Exercise prompt
Summarize the passage on Patterson's council of war at Martinsburg in two sentences.

Source excerpt

......

It would appear that at this time two impulses struggled for mastery in Patterson's mind.
Apparently he was both seeking and avoiding a battle.
He had called a council of war at Martinsburg on the 9th; and verifying the military adage that a council of war never fights, his officers had advised him that he was on a “false line,” and that he could most advantageously threaten Johnston from Charlestown.
Accordingly, on July 12th, Patterson asked permission to transfer his forces to that line; while a dispatch from General Scott of the same date, in reply to a former letter, in substance accorded him the permission, but accompanied it with the significant reminder: “Consider this suggestion well, and except in an extreme case do not recross the Potomac with more than a sufficient detachment for your supplies on the canal.”
Such a movement upon Charlestown, made promptly at that date and under the then existing conditions, might have been judicious.

......

Dataset content

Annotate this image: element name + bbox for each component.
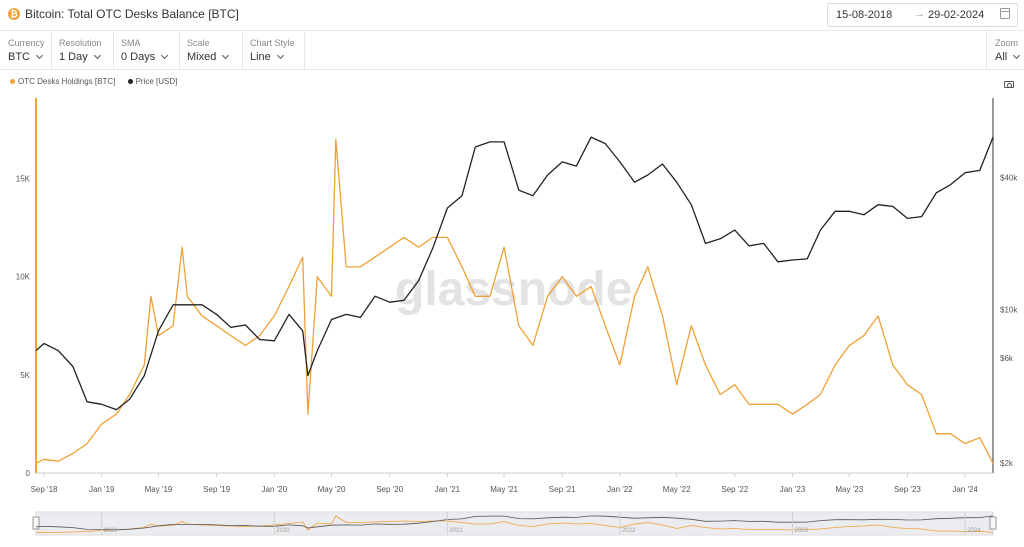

......

Solution to the exercise
Patterson appears to have been both seeking and avoiding a battle, and at a council of war at Martinsburg on the 9th his officers advised him that he was on a "false line" and could best threaten Johnston from Charlestown. On July 12th he asked permission to shift his forces to that line, and a dispatch from General Scott of the same date in substance granted it but warned him not to recross the Potomac, except in an extreme case, with more than a detachment sufficient for his supplies on the canal.